Dataset excerpts:
»»

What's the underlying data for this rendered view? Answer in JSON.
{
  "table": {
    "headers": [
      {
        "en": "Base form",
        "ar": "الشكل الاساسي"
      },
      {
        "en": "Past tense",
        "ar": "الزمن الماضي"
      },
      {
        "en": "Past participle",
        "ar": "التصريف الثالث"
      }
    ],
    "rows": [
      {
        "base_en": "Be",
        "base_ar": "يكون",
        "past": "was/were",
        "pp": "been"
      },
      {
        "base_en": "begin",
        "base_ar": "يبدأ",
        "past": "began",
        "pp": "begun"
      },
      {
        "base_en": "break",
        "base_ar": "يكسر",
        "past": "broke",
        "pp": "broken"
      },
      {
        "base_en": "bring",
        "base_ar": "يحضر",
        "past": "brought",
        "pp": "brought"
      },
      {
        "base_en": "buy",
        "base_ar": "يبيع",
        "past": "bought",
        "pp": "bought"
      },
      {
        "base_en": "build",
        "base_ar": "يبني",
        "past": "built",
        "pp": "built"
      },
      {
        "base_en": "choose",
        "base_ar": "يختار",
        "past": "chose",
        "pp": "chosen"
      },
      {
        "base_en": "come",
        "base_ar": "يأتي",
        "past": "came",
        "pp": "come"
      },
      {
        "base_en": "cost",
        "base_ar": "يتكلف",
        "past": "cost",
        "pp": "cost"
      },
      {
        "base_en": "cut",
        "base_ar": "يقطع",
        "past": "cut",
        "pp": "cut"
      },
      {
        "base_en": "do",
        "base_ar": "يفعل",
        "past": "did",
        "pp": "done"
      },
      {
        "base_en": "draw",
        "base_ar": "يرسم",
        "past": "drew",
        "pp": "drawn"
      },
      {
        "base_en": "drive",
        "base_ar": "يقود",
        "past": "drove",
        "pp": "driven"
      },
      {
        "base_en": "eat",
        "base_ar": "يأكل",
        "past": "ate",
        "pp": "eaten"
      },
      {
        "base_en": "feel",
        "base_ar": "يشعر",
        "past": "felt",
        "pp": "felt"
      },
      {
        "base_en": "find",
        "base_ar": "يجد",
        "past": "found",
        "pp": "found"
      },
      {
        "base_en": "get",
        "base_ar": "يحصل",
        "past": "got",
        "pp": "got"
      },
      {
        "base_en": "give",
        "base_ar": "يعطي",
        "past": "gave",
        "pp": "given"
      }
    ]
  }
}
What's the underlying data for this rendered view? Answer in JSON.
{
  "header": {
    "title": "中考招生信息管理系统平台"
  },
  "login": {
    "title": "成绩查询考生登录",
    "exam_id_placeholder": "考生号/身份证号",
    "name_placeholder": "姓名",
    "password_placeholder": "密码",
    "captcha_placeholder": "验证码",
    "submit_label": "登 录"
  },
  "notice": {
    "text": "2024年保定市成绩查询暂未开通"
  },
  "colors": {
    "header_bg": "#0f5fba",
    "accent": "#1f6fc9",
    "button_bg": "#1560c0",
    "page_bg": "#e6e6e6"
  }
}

««

Task description:
The records above should be duplicated in full, exactly as given.

Finished task:
What's the underlying data for this rendered view? Answer in JSON.
{
  "table": {
    "headers": [
      {
        "en": "Base form",
        "ar": "الشكل الاساسي"
      },
      {
        "en": "Past tense",
        "ar": "الزمن الماضي"
      },
      {
        "en": "Past participle",
        "ar": "التصريف الثالث"
      }
    ],
    "rows": [
      {
        "base_en": "Be",
        "base_ar": "يكون",
        "past": "was/were",
        "pp": "been"
      },
      {
        "base_en": "begin",
        "base_ar": "يبدأ",
        "past": "began",
        "pp": "begun"
      },
      {
        "base_en": "break",
        "base_ar": "يكسر",
        "past": "broke",
        "pp": "broken"
      },
      {
        "base_en": "bring",
        "base_ar": "يحضر",
        "past": "brought",
        "pp": "brought"
      },
      {
        "base_en": "buy",
        "base_ar": "يبيع",
        "past": "bought",
        "pp": "bought"
      },
      {
        "base_en": "build",
        "base_ar": "يبني",
        "past": "built",
        "pp": "built"
      },
      {
        "base_en": "choose",
        "base_ar": "يختار",
        "past": "chose",
        "pp": "chosen"
      },
      {
        "base_en": "come",
        "base_ar": "يأتي",
        "past": "came",
        "pp": "come"
      },
      {
        "base_en": "cost",
        "base_ar": "يتكلف",
        "past": "cost",
        "pp": "cost"
      },
      {
        "base_en": "cut",
        "base_ar": "يقطع",
        "past": "cut",
        "pp": "cut"
      },
      {
        "base_en": "do",
        "base_ar": "يفعل",
        "past": "did",
        "pp": "done"
      },
      {
        "base_en": "draw",
        "base_ar": "يرسم",
        "past": "drew",
        "pp": "drawn"
      },
      {
        "base_en": "drive",
        "base_ar": "يقود",
        "past": "drove",
        "pp": "driven"
      },
      {
        "base_en": "eat",
        "base_ar": "يأكل",
        "past": "ate",
        "pp": "eaten"
      },
      {
        "base_en": "feel",
        "base_ar": "يشعر",
        "past": "felt",
        "pp": "felt"
      },
      {
        "base_en": "find",
        "base_ar": "يجد",
        "past": "found",
        "pp": "found"
      },
      {
        "base_en": "get",
        "base_ar": "يحصل",
        "past": "got",
        "pp": "got"
      },
      {
        "base_en": "give",
        "base_ar": "يعطي",
        "past": "gave",
        "pp": "given"
      }
    ]
  }
}
What's the underlying data for this rendered view? Answer in JSON.
{
  "header": {
    "title": "中考招生信息管理系统平台"
  },
  "login": {
    "title": "成绩查询考生登录",
    "exam_id_placeholder": "考生号/身份证号",
    "name_placeholder": "姓名",
    "password_placeholder": "密码",
    "captcha_placeholder": "验证码",
    "submit_label": "登 录"
  },
  "notice": {
    "text": "2024年保定市成绩查询暂未开通"
  },
  "colors": {
    "header_bg": "#0f5fba",
    "accent": "#1f6fc9",
    "button_bg": "#1560c0",
    "page_bg": "#e6e6e6"
  }
}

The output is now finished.